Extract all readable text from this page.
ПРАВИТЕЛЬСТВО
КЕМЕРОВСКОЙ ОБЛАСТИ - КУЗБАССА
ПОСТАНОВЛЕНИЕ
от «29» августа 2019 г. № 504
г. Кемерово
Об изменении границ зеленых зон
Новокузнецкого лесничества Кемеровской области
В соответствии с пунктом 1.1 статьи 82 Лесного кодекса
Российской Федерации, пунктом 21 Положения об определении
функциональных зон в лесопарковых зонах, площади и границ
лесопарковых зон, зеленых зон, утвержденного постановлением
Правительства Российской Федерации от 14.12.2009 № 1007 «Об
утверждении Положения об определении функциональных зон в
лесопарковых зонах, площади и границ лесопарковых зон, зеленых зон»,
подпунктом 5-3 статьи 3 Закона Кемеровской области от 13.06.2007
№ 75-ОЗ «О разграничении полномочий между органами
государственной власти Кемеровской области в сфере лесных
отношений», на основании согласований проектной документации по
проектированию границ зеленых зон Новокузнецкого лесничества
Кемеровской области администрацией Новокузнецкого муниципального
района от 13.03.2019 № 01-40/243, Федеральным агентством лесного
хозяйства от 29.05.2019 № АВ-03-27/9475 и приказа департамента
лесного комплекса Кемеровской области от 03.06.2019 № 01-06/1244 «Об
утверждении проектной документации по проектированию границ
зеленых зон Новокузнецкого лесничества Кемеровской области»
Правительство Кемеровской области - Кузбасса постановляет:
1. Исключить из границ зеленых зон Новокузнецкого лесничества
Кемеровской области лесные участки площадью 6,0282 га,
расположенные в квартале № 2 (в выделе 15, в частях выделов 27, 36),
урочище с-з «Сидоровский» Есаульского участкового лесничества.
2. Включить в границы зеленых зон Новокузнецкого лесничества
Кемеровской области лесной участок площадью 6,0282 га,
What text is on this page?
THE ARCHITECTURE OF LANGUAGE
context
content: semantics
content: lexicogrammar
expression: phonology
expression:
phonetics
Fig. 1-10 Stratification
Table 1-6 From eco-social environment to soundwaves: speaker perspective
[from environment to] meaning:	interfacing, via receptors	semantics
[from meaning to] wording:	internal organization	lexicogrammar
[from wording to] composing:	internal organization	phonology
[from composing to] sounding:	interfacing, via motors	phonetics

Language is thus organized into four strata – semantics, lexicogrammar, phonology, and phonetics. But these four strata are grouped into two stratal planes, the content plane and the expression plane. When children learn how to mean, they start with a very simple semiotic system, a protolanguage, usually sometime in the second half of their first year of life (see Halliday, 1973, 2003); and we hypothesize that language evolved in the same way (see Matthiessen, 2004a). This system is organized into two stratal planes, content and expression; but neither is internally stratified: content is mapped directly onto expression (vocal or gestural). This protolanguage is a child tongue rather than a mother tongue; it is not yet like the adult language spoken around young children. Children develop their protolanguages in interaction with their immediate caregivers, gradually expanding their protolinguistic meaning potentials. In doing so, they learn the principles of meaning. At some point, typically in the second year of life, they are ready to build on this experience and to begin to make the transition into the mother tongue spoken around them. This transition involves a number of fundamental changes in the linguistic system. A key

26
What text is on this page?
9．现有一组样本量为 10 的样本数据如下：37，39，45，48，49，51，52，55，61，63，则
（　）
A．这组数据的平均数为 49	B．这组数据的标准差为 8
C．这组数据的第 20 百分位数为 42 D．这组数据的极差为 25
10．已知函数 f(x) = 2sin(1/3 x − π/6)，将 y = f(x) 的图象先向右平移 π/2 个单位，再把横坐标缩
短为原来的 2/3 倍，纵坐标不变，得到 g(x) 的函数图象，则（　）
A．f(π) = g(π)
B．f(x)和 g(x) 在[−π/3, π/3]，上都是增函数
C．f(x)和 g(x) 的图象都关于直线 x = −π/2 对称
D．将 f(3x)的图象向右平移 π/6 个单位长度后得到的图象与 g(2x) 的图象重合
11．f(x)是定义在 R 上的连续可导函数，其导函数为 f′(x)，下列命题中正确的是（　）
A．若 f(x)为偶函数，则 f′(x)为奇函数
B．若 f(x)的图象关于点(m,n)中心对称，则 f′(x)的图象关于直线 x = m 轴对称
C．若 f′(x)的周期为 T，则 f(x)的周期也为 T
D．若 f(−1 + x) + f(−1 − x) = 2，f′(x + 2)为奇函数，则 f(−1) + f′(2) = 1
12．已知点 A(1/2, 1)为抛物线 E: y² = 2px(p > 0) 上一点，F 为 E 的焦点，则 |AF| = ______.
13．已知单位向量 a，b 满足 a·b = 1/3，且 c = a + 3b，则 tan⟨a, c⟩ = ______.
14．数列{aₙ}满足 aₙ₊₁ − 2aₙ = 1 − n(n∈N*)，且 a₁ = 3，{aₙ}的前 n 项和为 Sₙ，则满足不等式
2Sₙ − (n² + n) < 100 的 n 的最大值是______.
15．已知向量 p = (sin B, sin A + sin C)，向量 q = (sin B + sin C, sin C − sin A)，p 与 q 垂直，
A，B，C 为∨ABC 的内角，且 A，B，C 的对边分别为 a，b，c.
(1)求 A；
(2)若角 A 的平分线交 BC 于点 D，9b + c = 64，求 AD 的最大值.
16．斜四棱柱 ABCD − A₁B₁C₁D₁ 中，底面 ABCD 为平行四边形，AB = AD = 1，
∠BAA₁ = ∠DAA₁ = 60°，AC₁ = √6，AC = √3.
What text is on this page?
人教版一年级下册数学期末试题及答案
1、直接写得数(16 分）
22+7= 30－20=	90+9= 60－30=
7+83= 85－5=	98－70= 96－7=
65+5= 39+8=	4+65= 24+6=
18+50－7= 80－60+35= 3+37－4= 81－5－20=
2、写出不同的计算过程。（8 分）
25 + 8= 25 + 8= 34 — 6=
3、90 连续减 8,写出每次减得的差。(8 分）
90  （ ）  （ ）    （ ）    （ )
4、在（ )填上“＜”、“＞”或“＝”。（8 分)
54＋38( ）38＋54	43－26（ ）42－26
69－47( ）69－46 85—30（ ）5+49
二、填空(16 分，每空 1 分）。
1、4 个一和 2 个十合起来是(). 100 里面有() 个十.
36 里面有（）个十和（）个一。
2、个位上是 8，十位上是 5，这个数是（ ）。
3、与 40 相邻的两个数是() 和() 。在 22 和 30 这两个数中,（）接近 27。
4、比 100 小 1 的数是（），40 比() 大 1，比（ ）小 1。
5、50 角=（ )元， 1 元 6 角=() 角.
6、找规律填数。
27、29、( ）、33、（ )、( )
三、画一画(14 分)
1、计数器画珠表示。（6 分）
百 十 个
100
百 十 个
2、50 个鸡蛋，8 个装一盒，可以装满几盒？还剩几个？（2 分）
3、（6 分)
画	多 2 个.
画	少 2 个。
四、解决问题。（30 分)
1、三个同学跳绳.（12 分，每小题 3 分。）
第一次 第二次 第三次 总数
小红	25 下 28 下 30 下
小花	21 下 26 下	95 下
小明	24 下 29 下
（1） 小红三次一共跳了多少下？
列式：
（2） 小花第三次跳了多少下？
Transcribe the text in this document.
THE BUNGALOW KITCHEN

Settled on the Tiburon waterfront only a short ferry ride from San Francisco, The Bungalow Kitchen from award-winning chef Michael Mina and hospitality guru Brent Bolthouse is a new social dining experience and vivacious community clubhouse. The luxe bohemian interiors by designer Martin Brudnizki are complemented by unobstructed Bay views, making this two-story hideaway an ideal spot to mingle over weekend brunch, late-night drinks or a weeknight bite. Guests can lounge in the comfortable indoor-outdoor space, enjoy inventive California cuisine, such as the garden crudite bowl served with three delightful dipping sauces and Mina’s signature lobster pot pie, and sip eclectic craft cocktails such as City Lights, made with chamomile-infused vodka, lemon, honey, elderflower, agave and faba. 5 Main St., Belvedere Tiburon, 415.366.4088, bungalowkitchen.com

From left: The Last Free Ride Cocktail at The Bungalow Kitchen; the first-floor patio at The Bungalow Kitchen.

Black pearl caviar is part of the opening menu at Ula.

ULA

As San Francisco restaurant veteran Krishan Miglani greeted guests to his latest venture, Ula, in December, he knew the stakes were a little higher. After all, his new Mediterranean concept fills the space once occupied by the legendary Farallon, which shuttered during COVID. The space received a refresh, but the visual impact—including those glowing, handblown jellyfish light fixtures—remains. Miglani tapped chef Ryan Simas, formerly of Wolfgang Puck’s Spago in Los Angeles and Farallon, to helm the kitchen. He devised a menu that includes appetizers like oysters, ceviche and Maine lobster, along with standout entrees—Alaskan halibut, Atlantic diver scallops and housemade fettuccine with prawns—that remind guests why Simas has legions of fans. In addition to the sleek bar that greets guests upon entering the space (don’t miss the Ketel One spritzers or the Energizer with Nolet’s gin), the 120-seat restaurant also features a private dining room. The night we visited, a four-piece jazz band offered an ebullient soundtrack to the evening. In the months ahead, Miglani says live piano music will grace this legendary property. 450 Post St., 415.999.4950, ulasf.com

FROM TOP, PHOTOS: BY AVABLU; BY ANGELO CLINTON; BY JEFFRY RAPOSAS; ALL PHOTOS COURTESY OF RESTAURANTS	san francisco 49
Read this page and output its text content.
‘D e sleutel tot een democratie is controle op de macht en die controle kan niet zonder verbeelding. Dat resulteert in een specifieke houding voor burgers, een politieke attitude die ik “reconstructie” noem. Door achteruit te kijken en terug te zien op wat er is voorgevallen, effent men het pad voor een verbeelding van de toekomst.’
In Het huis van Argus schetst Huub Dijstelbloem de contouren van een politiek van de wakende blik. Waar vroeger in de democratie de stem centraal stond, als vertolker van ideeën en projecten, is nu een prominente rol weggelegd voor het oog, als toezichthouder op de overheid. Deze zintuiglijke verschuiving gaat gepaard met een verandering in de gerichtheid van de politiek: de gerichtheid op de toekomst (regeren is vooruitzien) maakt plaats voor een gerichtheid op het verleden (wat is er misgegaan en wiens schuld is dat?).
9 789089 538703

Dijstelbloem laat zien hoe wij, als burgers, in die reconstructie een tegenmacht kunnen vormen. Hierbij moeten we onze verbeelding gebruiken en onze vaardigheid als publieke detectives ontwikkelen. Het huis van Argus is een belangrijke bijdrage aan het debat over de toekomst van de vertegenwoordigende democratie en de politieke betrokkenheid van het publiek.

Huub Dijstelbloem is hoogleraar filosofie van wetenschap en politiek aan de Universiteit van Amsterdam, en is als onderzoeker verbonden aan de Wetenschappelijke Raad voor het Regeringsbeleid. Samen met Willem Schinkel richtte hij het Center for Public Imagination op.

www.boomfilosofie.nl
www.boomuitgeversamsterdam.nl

■ ■ ■ ■

Stated task:
Count the lines above in which the word "environment" appears, then state only that count.

Exercise answer:
2